→ **Items from a figure collection**
########

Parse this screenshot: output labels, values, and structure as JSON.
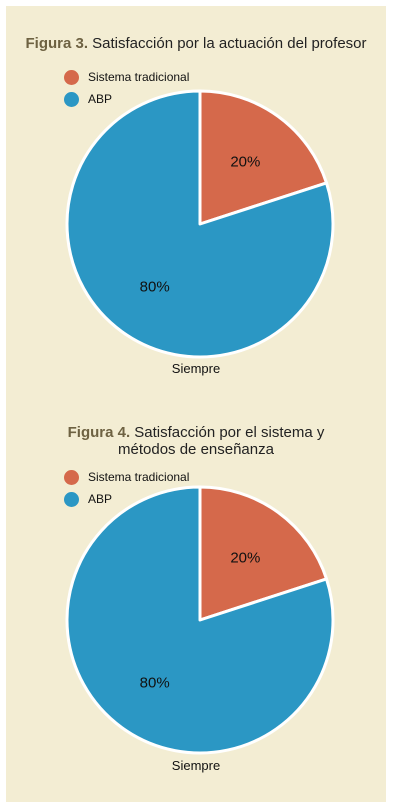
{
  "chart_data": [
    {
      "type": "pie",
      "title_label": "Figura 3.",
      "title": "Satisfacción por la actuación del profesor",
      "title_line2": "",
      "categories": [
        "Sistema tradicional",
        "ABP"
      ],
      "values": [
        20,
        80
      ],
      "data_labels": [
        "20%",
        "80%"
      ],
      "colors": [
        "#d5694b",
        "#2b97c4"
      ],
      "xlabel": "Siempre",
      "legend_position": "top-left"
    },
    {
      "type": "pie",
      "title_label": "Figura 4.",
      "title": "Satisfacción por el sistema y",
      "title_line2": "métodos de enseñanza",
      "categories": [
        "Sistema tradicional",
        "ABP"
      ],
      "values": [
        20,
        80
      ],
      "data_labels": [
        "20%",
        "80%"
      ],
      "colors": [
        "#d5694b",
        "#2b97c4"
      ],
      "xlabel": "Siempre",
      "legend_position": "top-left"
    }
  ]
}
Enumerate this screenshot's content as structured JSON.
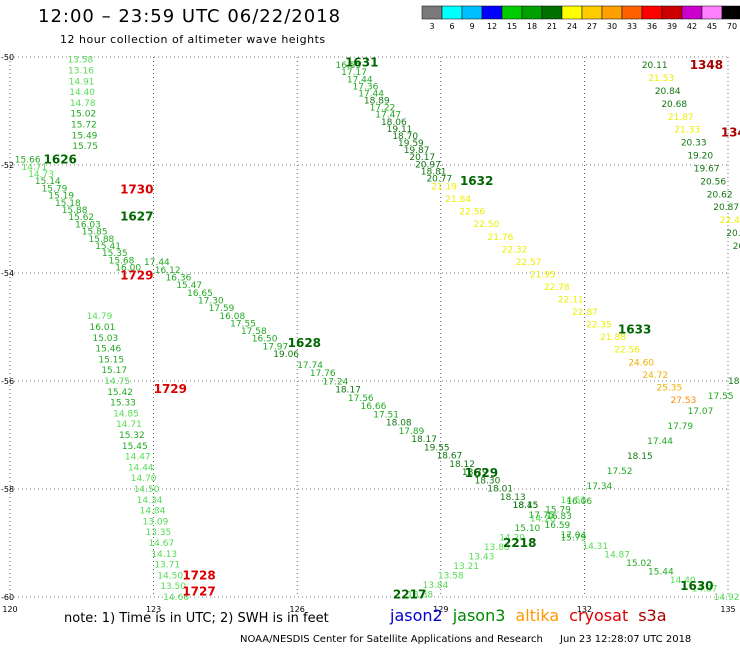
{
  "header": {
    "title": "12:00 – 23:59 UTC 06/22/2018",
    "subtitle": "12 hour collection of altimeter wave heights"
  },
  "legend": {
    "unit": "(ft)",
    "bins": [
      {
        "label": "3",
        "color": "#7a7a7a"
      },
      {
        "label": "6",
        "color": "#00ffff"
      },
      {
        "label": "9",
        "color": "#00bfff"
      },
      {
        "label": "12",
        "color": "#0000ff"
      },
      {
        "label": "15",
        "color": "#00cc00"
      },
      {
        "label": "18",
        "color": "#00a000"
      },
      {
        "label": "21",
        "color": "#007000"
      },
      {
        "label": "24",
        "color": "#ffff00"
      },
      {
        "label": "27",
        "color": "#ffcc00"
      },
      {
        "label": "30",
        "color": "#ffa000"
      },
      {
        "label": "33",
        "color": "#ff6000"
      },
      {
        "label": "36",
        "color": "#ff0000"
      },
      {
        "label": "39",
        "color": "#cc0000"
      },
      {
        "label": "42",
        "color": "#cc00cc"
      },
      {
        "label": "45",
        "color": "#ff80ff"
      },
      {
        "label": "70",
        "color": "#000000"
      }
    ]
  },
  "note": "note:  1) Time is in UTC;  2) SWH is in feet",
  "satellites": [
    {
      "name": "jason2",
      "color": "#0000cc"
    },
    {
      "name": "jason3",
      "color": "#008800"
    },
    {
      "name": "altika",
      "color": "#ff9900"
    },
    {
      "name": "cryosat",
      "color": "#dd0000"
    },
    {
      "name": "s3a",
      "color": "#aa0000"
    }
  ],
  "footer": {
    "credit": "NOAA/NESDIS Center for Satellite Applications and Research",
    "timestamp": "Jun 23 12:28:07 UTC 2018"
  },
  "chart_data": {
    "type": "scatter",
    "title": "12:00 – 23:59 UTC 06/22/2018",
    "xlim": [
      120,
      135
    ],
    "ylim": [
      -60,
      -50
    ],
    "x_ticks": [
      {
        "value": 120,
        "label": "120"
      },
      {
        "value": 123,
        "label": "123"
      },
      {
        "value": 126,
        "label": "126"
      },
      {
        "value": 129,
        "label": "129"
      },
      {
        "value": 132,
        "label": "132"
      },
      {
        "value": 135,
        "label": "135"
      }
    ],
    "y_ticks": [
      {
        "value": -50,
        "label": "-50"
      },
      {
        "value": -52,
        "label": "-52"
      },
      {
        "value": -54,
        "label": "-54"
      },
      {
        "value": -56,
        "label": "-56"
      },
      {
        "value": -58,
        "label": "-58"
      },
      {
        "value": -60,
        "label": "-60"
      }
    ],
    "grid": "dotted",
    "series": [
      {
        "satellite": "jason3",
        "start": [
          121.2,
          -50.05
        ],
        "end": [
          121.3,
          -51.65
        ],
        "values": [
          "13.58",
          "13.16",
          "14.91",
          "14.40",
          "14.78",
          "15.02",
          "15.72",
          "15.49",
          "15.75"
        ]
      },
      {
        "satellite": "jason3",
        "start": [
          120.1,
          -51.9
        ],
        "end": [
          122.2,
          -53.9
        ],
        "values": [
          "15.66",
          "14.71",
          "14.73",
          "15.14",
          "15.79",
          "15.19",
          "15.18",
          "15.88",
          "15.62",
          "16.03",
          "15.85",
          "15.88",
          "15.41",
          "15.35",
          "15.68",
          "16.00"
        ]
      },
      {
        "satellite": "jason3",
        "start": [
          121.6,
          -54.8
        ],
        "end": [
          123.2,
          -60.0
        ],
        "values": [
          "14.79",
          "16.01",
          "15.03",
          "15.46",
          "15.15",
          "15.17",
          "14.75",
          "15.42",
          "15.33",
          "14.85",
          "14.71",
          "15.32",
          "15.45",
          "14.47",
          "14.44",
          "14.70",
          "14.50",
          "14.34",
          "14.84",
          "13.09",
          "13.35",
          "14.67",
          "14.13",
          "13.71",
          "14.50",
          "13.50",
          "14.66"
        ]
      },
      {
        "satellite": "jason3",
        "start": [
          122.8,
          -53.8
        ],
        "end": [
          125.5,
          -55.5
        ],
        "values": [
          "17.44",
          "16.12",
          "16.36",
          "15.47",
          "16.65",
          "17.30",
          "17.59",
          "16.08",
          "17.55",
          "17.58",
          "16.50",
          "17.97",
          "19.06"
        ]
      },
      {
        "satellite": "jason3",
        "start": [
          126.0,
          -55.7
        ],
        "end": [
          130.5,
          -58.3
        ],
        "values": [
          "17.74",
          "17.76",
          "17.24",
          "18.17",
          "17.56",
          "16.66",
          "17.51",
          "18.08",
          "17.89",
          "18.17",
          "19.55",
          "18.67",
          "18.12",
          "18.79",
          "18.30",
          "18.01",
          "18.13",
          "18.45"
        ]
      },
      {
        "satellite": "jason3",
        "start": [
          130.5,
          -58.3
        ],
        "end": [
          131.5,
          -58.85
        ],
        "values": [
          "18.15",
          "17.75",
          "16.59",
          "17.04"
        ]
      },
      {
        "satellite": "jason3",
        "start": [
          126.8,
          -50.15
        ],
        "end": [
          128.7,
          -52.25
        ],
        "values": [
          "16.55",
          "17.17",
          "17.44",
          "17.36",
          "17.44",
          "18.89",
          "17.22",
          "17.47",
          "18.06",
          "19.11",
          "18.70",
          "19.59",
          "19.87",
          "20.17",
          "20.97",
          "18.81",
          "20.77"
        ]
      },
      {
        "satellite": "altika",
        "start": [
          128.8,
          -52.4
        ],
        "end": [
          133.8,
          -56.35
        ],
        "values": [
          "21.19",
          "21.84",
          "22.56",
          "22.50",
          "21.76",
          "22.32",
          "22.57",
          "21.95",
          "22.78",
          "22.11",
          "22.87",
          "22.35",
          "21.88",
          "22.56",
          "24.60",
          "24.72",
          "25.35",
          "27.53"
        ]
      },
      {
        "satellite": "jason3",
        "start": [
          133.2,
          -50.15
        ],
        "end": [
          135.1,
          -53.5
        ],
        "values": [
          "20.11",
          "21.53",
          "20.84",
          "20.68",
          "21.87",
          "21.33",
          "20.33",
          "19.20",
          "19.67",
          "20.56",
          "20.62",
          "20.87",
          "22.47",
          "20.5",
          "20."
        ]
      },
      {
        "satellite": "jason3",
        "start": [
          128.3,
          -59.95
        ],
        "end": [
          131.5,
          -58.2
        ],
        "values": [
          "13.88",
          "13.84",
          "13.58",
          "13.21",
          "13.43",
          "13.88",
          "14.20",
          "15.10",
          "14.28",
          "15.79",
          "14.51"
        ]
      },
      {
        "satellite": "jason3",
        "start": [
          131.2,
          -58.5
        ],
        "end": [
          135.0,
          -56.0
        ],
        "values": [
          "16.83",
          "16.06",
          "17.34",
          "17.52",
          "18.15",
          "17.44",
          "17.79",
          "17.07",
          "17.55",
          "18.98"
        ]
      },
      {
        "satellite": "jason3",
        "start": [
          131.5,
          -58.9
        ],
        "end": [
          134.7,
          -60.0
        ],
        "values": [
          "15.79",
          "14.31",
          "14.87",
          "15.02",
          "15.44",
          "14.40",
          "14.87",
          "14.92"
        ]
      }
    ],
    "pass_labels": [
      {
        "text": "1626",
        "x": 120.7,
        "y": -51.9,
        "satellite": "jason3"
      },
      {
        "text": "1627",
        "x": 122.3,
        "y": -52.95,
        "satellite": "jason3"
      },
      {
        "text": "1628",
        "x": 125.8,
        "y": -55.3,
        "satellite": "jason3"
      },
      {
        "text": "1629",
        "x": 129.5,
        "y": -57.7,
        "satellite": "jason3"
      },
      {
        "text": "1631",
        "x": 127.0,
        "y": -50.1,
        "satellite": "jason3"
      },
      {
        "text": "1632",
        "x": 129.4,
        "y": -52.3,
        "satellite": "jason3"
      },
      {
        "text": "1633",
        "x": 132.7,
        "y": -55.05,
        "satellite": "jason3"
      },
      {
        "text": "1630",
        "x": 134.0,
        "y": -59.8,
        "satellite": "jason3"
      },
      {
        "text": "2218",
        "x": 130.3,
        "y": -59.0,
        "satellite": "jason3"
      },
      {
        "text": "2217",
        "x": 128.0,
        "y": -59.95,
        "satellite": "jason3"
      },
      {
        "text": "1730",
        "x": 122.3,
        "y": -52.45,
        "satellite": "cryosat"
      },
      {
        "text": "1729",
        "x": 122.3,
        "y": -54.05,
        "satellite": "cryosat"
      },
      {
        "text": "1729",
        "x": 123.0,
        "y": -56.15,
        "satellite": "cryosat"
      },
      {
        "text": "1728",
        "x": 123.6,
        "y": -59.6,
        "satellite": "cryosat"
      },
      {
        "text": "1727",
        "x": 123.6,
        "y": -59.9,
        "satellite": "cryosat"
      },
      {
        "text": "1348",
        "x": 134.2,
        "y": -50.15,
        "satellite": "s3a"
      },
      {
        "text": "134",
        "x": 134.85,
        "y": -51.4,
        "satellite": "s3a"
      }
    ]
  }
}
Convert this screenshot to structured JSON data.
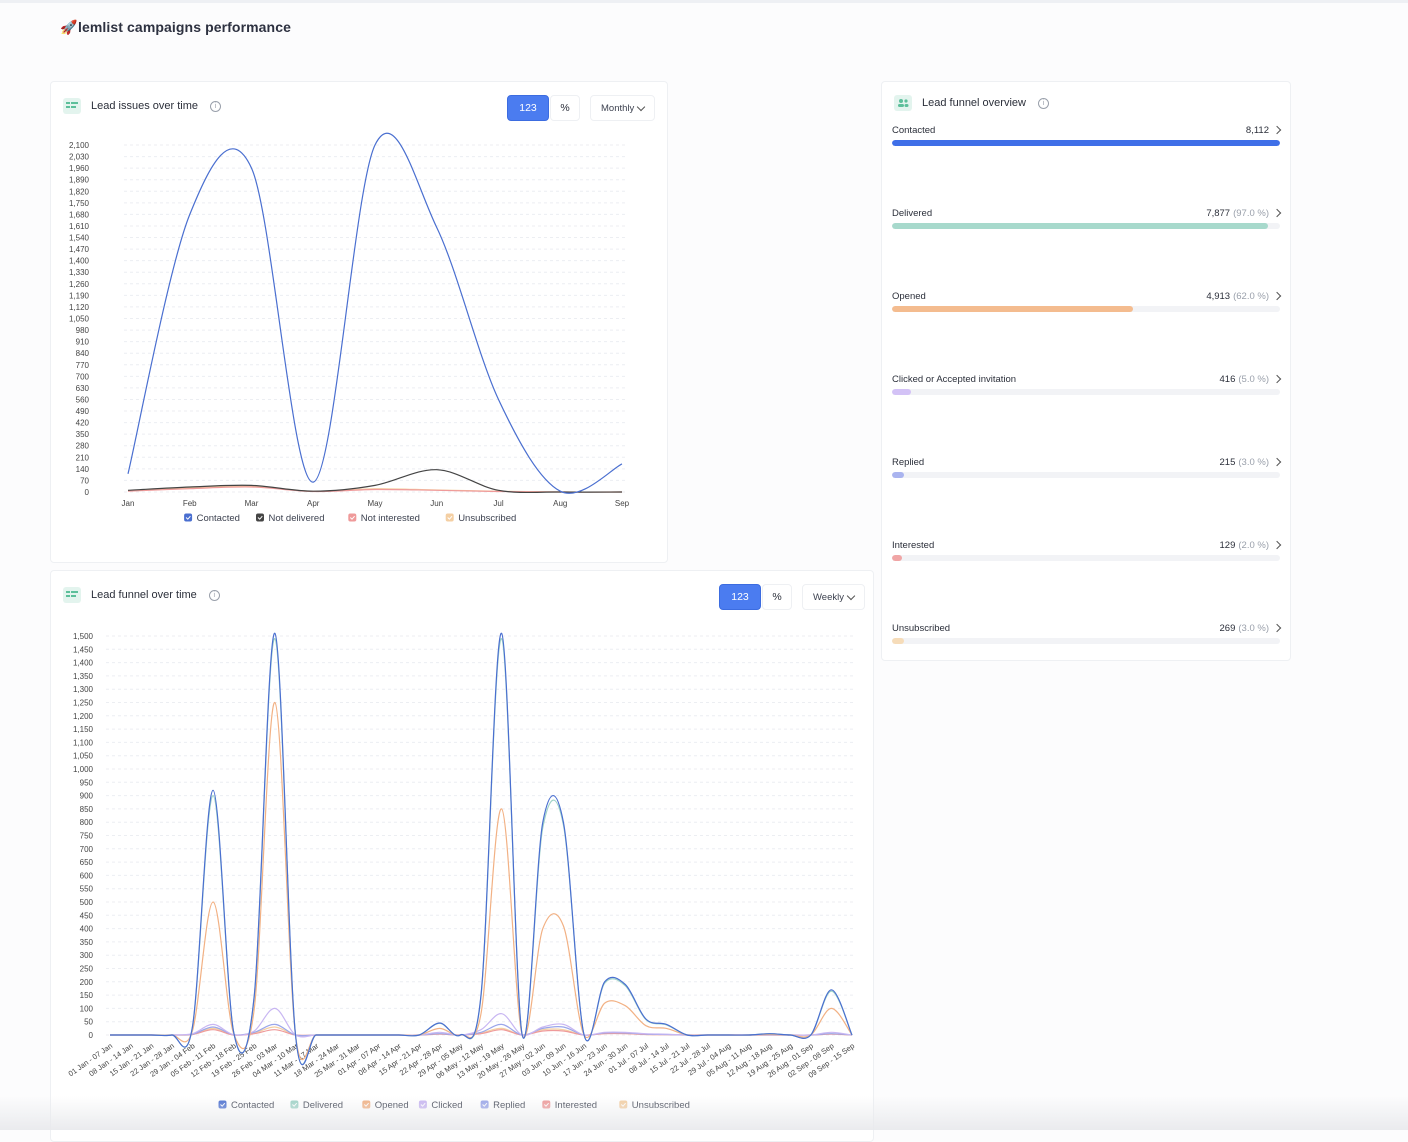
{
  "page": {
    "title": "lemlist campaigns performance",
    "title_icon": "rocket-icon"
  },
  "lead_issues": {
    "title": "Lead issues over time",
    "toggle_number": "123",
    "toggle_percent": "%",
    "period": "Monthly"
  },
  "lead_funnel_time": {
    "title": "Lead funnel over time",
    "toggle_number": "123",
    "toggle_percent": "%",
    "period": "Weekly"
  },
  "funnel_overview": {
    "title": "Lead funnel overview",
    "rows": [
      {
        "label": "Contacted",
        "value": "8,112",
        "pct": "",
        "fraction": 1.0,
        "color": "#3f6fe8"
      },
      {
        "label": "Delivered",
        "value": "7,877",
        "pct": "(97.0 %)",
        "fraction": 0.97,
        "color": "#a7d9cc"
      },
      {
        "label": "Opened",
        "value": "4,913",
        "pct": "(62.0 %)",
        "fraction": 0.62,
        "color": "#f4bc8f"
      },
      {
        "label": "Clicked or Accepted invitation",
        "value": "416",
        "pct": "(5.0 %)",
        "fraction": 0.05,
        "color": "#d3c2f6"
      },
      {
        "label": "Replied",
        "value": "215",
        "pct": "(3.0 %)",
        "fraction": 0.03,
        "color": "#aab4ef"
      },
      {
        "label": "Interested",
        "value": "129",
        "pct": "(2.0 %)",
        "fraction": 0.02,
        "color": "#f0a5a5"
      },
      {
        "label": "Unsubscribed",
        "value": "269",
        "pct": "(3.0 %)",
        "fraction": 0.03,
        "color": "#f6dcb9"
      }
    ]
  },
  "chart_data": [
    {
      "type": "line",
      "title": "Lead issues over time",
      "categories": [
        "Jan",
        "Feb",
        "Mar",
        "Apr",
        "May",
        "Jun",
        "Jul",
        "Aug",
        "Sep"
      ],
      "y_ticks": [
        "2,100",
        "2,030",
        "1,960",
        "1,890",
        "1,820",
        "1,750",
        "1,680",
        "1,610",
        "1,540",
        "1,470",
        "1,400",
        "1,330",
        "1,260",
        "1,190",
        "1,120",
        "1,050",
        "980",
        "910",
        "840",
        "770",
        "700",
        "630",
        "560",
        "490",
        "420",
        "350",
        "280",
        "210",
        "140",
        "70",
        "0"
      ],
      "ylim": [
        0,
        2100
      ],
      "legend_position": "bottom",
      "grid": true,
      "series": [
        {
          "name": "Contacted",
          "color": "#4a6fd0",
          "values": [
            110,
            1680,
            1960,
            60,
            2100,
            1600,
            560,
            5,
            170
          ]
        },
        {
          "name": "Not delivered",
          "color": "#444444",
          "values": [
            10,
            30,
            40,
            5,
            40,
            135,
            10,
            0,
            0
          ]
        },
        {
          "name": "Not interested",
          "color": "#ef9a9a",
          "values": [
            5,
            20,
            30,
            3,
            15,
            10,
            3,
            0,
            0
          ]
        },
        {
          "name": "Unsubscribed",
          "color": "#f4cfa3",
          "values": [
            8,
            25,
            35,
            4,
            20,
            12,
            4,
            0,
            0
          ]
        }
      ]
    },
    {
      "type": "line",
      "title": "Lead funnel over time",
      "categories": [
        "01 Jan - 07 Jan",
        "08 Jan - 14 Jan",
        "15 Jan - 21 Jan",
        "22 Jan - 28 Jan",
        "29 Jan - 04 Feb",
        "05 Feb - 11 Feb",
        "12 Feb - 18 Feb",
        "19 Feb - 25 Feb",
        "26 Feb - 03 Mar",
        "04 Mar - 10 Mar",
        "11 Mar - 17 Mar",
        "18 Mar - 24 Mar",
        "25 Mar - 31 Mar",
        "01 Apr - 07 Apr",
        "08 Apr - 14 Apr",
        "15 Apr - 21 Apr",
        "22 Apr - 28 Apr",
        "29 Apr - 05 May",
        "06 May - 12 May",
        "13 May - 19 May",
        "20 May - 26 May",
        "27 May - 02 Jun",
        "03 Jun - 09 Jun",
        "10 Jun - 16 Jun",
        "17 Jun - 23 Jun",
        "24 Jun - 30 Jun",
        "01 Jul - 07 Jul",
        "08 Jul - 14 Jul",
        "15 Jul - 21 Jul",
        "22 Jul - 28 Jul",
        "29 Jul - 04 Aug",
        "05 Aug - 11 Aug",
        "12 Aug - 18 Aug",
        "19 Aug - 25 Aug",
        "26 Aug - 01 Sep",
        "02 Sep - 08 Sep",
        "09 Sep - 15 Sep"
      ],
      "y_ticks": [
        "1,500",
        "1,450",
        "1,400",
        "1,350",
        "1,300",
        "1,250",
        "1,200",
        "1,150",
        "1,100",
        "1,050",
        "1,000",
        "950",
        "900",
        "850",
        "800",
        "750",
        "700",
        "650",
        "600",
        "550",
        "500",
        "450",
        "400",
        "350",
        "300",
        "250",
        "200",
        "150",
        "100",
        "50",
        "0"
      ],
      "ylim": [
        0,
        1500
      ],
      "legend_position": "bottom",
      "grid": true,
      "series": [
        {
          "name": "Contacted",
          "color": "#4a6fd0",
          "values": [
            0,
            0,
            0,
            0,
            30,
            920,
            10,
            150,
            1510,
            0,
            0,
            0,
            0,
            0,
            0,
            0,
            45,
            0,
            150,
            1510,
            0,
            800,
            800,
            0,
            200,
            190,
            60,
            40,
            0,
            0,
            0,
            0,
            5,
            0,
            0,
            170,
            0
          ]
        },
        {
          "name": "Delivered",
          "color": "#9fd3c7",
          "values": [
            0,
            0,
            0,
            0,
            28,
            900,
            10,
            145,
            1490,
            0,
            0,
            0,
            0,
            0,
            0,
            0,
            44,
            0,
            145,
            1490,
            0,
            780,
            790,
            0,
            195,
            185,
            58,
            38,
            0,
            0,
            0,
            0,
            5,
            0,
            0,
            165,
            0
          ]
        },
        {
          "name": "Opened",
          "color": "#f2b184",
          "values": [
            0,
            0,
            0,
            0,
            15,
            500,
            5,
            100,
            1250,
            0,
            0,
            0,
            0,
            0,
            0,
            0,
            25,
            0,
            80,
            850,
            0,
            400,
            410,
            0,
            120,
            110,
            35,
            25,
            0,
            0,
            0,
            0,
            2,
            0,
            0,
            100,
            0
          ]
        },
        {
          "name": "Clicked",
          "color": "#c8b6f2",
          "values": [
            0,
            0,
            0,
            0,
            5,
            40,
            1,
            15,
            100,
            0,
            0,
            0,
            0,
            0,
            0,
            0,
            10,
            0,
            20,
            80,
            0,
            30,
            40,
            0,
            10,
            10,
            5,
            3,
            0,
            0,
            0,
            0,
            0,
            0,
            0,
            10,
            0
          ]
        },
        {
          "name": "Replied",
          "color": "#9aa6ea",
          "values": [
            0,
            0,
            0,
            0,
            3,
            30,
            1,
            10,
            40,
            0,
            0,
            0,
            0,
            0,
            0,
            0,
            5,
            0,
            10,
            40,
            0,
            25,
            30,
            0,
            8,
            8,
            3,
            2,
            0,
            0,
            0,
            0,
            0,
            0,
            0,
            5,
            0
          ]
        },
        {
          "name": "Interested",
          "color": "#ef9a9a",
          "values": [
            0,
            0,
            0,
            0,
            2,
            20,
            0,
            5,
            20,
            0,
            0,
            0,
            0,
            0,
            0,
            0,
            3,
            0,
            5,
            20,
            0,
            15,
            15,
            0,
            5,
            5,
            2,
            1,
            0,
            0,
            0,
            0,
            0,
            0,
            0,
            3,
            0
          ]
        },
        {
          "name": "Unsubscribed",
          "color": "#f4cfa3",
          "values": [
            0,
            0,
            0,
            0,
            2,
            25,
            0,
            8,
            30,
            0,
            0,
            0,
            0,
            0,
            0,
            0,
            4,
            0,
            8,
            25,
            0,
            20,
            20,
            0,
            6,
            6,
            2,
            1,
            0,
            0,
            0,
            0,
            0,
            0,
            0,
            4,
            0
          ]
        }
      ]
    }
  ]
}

########

→ **WRITTEN TASK**
Where a line of the material above holds the string "Figura", copy that line.

→ **WRITTEN ANSWER**
      "title_label": "Figura 3.",
      "title_label": "Figura 4.",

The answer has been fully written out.